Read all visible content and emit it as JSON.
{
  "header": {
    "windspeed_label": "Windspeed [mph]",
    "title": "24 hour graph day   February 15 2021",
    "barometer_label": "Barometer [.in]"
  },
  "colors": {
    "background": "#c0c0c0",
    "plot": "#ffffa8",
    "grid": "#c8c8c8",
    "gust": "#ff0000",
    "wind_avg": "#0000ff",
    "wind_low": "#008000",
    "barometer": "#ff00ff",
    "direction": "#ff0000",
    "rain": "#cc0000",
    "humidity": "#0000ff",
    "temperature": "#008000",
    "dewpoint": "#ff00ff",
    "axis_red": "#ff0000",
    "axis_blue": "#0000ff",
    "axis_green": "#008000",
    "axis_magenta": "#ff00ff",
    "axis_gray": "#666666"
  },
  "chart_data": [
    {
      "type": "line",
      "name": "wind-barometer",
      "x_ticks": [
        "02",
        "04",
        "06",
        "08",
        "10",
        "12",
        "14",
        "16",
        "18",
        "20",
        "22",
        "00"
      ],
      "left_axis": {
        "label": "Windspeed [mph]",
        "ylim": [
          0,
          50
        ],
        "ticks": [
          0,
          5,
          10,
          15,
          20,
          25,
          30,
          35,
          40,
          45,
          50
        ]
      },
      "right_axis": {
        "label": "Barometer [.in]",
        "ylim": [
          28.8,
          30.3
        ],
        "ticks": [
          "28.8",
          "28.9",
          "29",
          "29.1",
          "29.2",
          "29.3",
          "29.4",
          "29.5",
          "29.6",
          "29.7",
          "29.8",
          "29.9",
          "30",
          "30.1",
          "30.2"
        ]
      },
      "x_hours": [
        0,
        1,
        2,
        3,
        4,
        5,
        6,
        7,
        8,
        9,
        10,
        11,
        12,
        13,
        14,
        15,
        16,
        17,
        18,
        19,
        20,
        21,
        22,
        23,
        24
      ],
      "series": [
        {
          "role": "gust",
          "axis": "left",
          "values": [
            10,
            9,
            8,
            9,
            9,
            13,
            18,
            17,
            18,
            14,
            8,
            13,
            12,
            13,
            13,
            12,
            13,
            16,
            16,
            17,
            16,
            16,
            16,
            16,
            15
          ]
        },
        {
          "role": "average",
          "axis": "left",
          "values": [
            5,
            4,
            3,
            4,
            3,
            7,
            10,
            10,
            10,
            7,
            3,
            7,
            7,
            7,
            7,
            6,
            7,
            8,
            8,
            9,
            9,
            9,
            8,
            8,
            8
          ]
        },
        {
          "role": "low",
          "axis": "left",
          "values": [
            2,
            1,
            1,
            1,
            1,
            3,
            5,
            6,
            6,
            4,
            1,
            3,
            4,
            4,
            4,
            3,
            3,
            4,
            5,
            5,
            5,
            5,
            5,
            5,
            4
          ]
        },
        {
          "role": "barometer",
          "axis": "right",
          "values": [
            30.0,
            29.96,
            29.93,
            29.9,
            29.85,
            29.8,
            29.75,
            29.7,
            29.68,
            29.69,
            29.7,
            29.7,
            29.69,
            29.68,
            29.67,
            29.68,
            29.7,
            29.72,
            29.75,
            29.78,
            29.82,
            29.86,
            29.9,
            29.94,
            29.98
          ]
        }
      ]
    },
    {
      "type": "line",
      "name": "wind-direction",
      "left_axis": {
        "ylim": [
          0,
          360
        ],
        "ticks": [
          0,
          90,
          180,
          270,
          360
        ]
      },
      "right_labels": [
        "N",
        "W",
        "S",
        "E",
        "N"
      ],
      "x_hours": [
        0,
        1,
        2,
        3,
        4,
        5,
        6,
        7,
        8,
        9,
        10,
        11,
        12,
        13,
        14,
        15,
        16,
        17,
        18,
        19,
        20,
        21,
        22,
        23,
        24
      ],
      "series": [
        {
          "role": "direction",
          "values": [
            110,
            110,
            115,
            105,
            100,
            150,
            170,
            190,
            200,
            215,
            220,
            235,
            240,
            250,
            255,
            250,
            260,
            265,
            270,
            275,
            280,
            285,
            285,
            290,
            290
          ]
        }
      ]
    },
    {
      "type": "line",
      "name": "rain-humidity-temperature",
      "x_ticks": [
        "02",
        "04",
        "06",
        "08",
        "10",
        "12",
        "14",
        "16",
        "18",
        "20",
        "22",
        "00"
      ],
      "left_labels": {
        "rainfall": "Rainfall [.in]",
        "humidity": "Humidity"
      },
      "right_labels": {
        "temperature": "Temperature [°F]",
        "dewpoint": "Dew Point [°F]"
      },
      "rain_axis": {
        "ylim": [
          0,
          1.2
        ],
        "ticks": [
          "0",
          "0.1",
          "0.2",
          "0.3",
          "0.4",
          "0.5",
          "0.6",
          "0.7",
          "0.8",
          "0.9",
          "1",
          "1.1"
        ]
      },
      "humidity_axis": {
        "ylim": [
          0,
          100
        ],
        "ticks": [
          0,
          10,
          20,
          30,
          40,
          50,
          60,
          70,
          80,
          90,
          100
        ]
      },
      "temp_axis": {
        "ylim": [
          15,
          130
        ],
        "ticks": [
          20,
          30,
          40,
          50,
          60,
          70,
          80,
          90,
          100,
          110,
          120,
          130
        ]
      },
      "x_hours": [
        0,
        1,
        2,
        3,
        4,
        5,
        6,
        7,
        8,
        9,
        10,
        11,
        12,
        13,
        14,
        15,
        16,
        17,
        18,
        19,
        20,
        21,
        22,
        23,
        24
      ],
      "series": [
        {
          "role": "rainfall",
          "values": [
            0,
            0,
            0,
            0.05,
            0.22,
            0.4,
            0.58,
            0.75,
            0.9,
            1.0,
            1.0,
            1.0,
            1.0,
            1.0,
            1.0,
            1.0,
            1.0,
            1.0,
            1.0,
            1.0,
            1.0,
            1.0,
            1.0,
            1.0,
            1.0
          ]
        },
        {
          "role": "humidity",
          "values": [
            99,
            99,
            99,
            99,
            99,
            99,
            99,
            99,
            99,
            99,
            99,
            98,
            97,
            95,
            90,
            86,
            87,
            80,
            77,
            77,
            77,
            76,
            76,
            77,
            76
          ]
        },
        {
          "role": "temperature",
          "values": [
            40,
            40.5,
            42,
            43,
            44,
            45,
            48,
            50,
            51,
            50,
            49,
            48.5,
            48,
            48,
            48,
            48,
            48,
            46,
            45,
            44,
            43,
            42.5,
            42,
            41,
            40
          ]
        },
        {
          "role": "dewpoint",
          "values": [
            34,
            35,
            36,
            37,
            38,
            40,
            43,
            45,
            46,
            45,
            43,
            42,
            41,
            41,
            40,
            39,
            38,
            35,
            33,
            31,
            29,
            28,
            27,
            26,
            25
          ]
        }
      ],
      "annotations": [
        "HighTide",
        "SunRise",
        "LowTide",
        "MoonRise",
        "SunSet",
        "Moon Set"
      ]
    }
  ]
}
++++++
Give back the whole listing exactly as it reads.

Result for this task:
Read all visible content and emit it as JSON.
{
  "header": {
    "windspeed_label": "Windspeed [mph]",
    "title": "24 hour graph day   February 15 2021",
    "barometer_label": "Barometer [.in]"
  },
  "colors": {
    "background": "#c0c0c0",
    "plot": "#ffffa8",
    "grid": "#c8c8c8",
    "gust": "#ff0000",
    "wind_avg": "#0000ff",
    "wind_low": "#008000",
    "barometer": "#ff00ff",
    "direction": "#ff0000",
    "rain": "#cc0000",
    "humidity": "#0000ff",
    "temperature": "#008000",
    "dewpoint": "#ff00ff",
    "axis_red": "#ff0000",
    "axis_blue": "#0000ff",
    "axis_green": "#008000",
    "axis_magenta": "#ff00ff",
    "axis_gray": "#666666"
  },
  "chart_data": [
    {
      "type": "line",
      "name": "wind-barometer",
      "x_ticks": [
        "02",
        "04",
        "06",
        "08",
        "10",
        "12",
        "14",
        "16",
        "18",
        "20",
        "22",
        "00"
      ],
      "left_axis": {
        "label": "Windspeed [mph]",
        "ylim": [
          0,
          50
        ],
        "ticks": [
          0,
          5,
          10,
          15,
          20,
          25,
          30,
          35,
          40,
          45,
          50
        ]
      },
      "right_axis": {
        "label": "Barometer [.in]",
        "ylim": [
          28.8,
          30.3
        ],
        "ticks": [
          "28.8",
          "28.9",
          "29",
          "29.1",
          "29.2",
          "29.3",
          "29.4",
          "29.5",
          "29.6",
          "29.7",
          "29.8",
          "29.9",
          "30",
          "30.1",
          "30.2"
        ]
      },
      "x_hours": [
        0,
        1,
        2,
        3,
        4,
        5,
        6,
        7,
        8,
        9,
        10,
        11,
        12,
        13,
        14,
        15,
        16,
        17,
        18,
        19,
        20,
        21,
        22,
        23,
        24
      ],
      "series": [
        {
          "role": "gust",
          "axis": "left",
          "values": [
            10,
            9,
            8,
            9,
            9,
            13,
            18,
            17,
            18,
            14,
            8,
            13,
            12,
            13,
            13,
            12,
            13,
            16,
            16,
            17,
            16,
            16,
            16,
            16,
            15
          ]
        },
        {
          "role": "average",
          "axis": "left",
          "values": [
            5,
            4,
            3,
            4,
            3,
            7,
            10,
            10,
            10,
            7,
            3,
            7,
            7,
            7,
            7,
            6,
            7,
            8,
            8,
            9,
            9,
            9,
            8,
            8,
            8
          ]
        },
        {
          "role": "low",
          "axis": "left",
          "values": [
            2,
            1,
            1,
            1,
            1,
            3,
            5,
            6,
            6,
            4,
            1,
            3,
            4,
            4,
            4,
            3,
            3,
            4,
            5,
            5,
            5,
            5,
            5,
            5,
            4
          ]
        },
        {
          "role": "barometer",
          "axis": "right",
          "values": [
            30.0,
            29.96,
            29.93,
            29.9,
            29.85,
            29.8,
            29.75,
            29.7,
            29.68,
            29.69,
            29.7,
            29.7,
            29.69,
            29.68,
            29.67,
            29.68,
            29.7,
            29.72,
            29.75,
            29.78,
            29.82,
            29.86,
            29.9,
            29.94,
            29.98
          ]
        }
      ]
    },
    {
      "type": "line",
      "name": "wind-direction",
      "left_axis": {
        "ylim": [
          0,
          360
        ],
        "ticks": [
          0,
          90,
          180,
          270,
          360
        ]
      },
      "right_labels": [
        "N",
        "W",
        "S",
        "E",
        "N"
      ],
      "x_hours": [
        0,
        1,
        2,
        3,
        4,
        5,
        6,
        7,
        8,
        9,
        10,
        11,
        12,
        13,
        14,
        15,
        16,
        17,
        18,
        19,
        20,
        21,
        22,
        23,
        24
      ],
      "series": [
        {
          "role": "direction",
          "values": [
            110,
            110,
            115,
            105,
            100,
            150,
            170,
            190,
            200,
            215,
            220,
            235,
            240,
            250,
            255,
            250,
            260,
            265,
            270,
            275,
            280,
            285,
            285,
            290,
            290
          ]
        }
      ]
    },
    {
      "type": "line",
      "name": "rain-humidity-temperature",
      "x_ticks": [
        "02",
        "04",
        "06",
        "08",
        "10",
        "12",
        "14",
        "16",
        "18",
        "20",
        "22",
        "00"
      ],
      "left_labels": {
        "rainfall": "Rainfall [.in]",
        "humidity": "Humidity"
      },
      "right_labels": {
        "temperature": "Temperature [°F]",
        "dewpoint": "Dew Point [°F]"
      },
      "rain_axis": {
        "ylim": [
          0,
          1.2
        ],
        "ticks": [
          "0",
          "0.1",
          "0.2",
          "0.3",
          "0.4",
          "0.5",
          "0.6",
          "0.7",
          "0.8",
          "0.9",
          "1",
          "1.1"
        ]
      },
      "humidity_axis": {
        "ylim": [
          0,
          100
        ],
        "ticks": [
          0,
          10,
          20,
          30,
          40,
          50,
          60,
          70,
          80,
          90,
          100
        ]
      },
      "temp_axis": {
        "ylim": [
          15,
          130
        ],
        "ticks": [
          20,
          30,
          40,
          50,
          60,
          70,
          80,
          90,
          100,
          110,
          120,
          130
        ]
      },
      "x_hours": [
        0,
        1,
        2,
        3,
        4,
        5,
        6,
        7,
        8,
        9,
        10,
        11,
        12,
        13,
        14,
        15,
        16,
        17,
        18,
        19,
        20,
        21,
        22,
        23,
        24
      ],
      "series": [
        {
          "role": "rainfall",
          "values": [
            0,
            0,
            0,
            0.05,
            0.22,
            0.4,
            0.58,
            0.75,
            0.9,
            1.0,
            1.0,
            1.0,
            1.0,
            1.0,
            1.0,
            1.0,
            1.0,
            1.0,
            1.0,
            1.0,
            1.0,
            1.0,
            1.0,
            1.0,
            1.0
          ]
        },
        {
          "role": "humidity",
          "values": [
            99,
            99,
            99,
            99,
            99,
            99,
            99,
            99,
            99,
            99,
            99,
            98,
            97,
            95,
            90,
            86,
            87,
            80,
            77,
            77,
            77,
            76,
            76,
            77,
            76
          ]
        },
        {
          "role": "temperature",
          "values": [
            40,
            40.5,
            42,
            43,
            44,
            45,
            48,
            50,
            51,
            50,
            49,
            48.5,
            48,
            48,
            48,
            48,
            48,
            46,
            45,
            44,
            43,
            42.5,
            42,
            41,
            40
          ]
        },
        {
          "role": "dewpoint",
          "values": [
            34,
            35,
            36,
            37,
            38,
            40,
            43,
            45,
            46,
            45,
            43,
            42,
            41,
            41,
            40,
            39,
            38,
            35,
            33,
            31,
            29,
            28,
            27,
            26,
            25
          ]
        }
      ],
      "annotations": [
        "HighTide",
        "SunRise",
        "LowTide",
        "MoonRise",
        "SunSet",
        "Moon Set"
      ]
    }
  ]
}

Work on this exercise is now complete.